Filter the lines below, copying only those with the string "ewangelicki".

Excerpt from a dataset
━━━━

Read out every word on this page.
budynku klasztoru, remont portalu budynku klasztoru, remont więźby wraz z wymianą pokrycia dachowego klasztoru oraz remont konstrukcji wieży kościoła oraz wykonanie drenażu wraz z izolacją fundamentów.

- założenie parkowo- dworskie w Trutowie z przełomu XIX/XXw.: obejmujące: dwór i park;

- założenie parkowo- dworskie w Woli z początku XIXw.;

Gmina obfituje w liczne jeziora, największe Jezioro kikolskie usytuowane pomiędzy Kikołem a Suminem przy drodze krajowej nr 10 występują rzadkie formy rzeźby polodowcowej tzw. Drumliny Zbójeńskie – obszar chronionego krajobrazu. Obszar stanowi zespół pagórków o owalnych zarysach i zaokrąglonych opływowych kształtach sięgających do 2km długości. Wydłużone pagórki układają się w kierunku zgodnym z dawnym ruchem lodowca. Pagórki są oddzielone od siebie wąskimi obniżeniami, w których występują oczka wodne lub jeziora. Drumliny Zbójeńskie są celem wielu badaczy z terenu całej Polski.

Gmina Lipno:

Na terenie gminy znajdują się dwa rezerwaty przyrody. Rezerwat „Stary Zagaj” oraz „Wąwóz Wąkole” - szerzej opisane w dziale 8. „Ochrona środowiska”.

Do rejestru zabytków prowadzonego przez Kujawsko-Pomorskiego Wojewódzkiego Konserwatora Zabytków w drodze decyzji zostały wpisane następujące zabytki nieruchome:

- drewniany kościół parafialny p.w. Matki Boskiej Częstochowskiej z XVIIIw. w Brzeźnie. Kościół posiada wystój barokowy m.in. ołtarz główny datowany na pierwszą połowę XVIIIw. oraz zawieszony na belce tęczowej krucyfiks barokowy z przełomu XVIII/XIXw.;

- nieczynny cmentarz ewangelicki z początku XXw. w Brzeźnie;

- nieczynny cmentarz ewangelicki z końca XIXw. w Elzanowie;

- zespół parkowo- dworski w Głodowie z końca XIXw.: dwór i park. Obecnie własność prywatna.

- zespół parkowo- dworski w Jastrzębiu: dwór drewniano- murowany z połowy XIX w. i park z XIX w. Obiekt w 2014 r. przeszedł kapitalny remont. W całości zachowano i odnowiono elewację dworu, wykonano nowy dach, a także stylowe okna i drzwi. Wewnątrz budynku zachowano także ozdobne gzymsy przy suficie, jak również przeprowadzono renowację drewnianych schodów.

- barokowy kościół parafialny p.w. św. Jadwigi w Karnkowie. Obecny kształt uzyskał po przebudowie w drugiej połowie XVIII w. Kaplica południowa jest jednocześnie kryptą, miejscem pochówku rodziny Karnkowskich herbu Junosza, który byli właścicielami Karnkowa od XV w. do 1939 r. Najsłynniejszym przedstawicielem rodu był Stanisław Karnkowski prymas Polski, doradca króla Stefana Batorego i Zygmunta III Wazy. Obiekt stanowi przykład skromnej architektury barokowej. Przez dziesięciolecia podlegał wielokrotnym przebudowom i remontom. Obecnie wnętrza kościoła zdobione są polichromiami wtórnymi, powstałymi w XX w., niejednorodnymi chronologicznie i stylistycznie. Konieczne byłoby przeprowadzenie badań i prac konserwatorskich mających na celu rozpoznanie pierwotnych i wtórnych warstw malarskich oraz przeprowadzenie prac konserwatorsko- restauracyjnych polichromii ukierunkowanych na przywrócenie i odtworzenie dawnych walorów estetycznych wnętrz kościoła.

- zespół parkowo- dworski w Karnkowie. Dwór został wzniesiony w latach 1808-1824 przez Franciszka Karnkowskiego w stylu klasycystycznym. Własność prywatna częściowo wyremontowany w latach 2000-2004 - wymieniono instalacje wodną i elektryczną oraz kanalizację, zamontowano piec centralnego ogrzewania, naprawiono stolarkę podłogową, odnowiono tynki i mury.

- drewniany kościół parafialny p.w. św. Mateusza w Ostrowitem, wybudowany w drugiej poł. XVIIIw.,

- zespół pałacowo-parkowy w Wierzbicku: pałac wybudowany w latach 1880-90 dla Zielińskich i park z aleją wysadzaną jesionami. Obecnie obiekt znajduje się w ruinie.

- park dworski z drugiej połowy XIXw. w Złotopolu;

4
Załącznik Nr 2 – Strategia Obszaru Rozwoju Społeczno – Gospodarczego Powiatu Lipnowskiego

━━━━

(Correct result)
- nieczynny cmentarz ewangelicki z początku XXw. w Brzeźnie;
- nieczynny cmentarz ewangelicki z końca XIXw. w Elzanowie;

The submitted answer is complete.